* _WHAT YOU WILL DO_: Work out the number of lines with "μετά" in them. Reply with that number and no other words.

———

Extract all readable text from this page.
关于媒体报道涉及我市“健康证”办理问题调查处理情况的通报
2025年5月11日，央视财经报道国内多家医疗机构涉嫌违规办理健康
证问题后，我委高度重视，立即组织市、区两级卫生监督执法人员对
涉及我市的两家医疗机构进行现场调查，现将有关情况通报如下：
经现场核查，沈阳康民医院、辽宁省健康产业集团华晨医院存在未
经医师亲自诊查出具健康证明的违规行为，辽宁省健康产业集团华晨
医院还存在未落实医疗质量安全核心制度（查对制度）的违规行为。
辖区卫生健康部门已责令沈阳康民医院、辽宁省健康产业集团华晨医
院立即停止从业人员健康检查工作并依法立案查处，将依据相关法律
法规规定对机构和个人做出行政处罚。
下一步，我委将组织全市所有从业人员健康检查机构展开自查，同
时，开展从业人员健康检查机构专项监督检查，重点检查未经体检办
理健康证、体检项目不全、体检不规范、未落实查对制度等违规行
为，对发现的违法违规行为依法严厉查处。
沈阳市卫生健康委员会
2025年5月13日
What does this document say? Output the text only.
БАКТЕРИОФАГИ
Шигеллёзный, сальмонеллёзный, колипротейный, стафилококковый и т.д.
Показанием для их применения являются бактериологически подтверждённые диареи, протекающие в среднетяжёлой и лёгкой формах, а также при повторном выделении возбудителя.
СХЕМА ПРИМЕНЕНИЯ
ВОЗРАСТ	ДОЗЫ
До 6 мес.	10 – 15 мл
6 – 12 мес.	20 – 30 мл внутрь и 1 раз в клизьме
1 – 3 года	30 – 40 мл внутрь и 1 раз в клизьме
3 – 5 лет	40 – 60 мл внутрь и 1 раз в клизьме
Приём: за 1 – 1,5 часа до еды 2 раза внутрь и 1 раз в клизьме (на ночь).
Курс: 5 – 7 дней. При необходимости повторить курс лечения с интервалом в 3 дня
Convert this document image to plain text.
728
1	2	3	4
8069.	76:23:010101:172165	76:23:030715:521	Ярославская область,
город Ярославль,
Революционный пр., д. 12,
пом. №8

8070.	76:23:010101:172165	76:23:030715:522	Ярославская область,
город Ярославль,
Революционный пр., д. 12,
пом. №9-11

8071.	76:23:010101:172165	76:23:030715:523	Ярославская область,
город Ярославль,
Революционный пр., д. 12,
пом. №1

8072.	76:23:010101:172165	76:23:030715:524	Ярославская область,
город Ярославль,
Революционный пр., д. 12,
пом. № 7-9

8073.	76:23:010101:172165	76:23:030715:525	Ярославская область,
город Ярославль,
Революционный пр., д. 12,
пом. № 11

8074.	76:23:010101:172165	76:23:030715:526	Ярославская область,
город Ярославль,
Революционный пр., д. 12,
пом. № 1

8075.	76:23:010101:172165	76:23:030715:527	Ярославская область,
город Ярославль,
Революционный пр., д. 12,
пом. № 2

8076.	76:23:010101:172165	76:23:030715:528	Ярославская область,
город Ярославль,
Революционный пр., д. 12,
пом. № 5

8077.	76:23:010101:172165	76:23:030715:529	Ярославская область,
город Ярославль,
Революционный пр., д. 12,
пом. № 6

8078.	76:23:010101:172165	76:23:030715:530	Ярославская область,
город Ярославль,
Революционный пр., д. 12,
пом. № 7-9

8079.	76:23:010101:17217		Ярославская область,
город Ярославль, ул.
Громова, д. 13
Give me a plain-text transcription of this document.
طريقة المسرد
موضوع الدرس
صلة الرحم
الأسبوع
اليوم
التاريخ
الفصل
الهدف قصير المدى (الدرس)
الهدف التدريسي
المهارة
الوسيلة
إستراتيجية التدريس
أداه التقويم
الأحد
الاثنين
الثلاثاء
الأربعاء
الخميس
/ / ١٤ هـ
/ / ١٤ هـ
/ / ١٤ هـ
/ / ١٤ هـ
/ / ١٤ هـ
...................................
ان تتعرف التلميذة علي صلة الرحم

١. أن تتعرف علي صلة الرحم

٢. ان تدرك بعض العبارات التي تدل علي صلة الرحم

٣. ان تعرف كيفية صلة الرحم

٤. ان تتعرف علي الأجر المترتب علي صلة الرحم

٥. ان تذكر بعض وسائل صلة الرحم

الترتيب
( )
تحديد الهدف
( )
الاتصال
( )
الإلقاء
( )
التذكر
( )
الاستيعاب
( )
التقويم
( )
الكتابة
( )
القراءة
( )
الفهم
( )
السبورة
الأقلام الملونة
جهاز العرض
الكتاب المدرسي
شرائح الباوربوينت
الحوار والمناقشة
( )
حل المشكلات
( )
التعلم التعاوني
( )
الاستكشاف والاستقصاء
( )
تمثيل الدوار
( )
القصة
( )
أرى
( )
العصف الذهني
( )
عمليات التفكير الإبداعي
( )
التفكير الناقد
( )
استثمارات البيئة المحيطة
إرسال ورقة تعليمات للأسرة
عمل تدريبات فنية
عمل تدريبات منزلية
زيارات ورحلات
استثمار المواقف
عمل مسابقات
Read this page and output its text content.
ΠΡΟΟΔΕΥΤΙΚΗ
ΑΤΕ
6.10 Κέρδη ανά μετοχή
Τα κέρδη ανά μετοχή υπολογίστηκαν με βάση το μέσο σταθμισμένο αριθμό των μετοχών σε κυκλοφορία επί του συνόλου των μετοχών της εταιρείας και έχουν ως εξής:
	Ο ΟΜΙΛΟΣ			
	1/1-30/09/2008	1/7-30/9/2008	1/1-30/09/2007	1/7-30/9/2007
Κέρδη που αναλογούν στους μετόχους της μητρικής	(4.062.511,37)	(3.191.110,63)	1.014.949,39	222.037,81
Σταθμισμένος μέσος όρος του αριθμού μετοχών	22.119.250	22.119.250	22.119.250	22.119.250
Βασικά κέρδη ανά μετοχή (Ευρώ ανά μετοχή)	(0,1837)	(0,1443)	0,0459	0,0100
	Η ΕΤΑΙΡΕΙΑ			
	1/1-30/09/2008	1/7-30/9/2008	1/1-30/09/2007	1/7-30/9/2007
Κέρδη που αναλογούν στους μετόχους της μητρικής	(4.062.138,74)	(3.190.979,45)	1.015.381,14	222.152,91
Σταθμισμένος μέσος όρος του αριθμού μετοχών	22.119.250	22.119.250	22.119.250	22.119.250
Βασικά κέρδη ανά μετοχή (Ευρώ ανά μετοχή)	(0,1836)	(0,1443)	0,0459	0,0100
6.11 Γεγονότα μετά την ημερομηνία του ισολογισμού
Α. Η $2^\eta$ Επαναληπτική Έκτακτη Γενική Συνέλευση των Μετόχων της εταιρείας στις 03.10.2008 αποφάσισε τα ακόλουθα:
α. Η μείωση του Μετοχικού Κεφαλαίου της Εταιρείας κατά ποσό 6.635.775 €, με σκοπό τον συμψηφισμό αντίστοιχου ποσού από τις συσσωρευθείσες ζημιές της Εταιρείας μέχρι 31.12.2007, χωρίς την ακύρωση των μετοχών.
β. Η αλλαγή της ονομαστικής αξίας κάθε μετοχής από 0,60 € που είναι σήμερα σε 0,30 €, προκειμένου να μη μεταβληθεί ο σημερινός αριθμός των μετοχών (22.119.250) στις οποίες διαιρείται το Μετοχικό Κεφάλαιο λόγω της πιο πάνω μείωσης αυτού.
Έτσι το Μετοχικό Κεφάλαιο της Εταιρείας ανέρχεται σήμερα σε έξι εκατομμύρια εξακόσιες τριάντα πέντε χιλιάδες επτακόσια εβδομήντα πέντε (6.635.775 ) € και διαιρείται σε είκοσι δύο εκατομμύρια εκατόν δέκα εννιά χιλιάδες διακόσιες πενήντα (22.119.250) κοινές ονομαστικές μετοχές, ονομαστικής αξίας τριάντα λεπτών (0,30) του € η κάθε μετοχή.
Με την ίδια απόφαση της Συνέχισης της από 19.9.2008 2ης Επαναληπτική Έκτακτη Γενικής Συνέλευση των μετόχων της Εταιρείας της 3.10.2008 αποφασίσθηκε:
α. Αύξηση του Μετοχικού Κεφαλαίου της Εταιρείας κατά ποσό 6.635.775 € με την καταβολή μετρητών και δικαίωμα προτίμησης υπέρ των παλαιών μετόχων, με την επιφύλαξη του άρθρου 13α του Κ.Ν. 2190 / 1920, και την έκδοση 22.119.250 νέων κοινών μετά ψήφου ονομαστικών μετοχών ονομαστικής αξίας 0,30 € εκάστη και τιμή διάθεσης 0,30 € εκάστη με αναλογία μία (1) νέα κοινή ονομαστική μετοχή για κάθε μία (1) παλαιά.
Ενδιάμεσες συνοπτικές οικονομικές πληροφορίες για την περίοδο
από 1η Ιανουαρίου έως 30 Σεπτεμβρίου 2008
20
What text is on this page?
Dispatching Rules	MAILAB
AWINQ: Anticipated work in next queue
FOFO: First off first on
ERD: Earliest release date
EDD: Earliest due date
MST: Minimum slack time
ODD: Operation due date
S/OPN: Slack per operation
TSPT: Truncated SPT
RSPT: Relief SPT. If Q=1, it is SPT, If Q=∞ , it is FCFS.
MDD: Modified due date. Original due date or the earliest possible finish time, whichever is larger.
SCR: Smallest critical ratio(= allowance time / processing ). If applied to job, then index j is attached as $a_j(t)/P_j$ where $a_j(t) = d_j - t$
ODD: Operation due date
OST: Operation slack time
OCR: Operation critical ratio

———

* _EXERCISE RESPONSE_: 2